Task requirements →
Give the records back in full, exactly as they read.
'''
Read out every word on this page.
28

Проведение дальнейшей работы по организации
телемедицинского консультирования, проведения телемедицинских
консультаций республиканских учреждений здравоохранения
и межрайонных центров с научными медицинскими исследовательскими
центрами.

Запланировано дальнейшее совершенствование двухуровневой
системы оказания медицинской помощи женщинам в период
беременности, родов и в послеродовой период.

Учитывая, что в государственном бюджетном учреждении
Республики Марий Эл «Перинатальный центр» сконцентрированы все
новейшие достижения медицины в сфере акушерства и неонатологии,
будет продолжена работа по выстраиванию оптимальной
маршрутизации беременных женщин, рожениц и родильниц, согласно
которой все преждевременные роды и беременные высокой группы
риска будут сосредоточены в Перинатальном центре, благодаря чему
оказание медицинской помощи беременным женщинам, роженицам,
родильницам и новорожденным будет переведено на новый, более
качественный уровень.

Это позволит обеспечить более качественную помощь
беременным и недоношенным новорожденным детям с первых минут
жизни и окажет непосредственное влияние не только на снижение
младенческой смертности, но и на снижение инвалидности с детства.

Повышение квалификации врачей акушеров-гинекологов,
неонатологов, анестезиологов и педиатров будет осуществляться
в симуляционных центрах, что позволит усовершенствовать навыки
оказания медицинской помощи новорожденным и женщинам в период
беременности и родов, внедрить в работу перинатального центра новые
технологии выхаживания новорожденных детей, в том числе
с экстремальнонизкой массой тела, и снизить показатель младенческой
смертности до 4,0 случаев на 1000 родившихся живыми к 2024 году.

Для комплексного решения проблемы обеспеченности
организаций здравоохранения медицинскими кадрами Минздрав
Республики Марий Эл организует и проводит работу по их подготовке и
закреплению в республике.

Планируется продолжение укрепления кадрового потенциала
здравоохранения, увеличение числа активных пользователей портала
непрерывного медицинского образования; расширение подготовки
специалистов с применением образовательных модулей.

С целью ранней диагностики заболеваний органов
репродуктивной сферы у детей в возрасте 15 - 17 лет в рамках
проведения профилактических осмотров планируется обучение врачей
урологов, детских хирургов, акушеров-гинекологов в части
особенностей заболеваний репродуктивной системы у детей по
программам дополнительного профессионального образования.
'''
Exercise result →
Read out every word on this page.
28

Проведение дальнейшей работы по организации
телемедицинского консультирования, проведения телемедицинских
консультаций республиканских учреждений здравоохранения
и межрайонных центров с научными медицинскими исследовательскими
центрами.

Запланировано дальнейшее совершенствование двухуровневой
системы оказания медицинской помощи женщинам в период
беременности, родов и в послеродовой период.

Учитывая, что в государственном бюджетном учреждении
Республики Марий Эл «Перинатальный центр» сконцентрированы все
новейшие достижения медицины в сфере акушерства и неонатологии,
будет продолжена работа по выстраиванию оптимальной
маршрутизации беременных женщин, рожениц и родильниц, согласно
которой все преждевременные роды и беременные высокой группы
риска будут сосредоточены в Перинатальном центре, благодаря чему
оказание медицинской помощи беременным женщинам, роженицам,
родильницам и новорожденным будет переведено на новый, более
качественный уровень.

Это позволит обеспечить более качественную помощь
беременным и недоношенным новорожденным детям с первых минут
жизни и окажет непосредственное влияние не только на снижение
младенческой смертности, но и на снижение инвалидности с детства.

Повышение квалификации врачей акушеров-гинекологов,
неонатологов, анестезиологов и педиатров будет осуществляться
в симуляционных центрах, что позволит усовершенствовать навыки
оказания медицинской помощи новорожденным и женщинам в период
беременности и родов, внедрить в работу перинатального центра новые
технологии выхаживания новорожденных детей, в том числе
с экстремальнонизкой массой тела, и снизить показатель младенческой
смертности до 4,0 случаев на 1000 родившихся живыми к 2024 году.

Для комплексного решения проблемы обеспеченности
организаций здравоохранения медицинскими кадрами Минздрав
Республики Марий Эл организует и проводит работу по их подготовке и
закреплению в республике.

Планируется продолжение укрепления кадрового потенциала
здравоохранения, увеличение числа активных пользователей портала
непрерывного медицинского образования; расширение подготовки
специалистов с применением образовательных модулей.

С целью ранней диагностики заболеваний органов
репродуктивной сферы у детей в возрасте 15 - 17 лет в рамках
проведения профилактических осмотров планируется обучение врачей
урологов, детских хирургов, акушеров-гинекологов в части
особенностей заболеваний репродуктивной системы у детей по
программам дополнительного профессионального образования.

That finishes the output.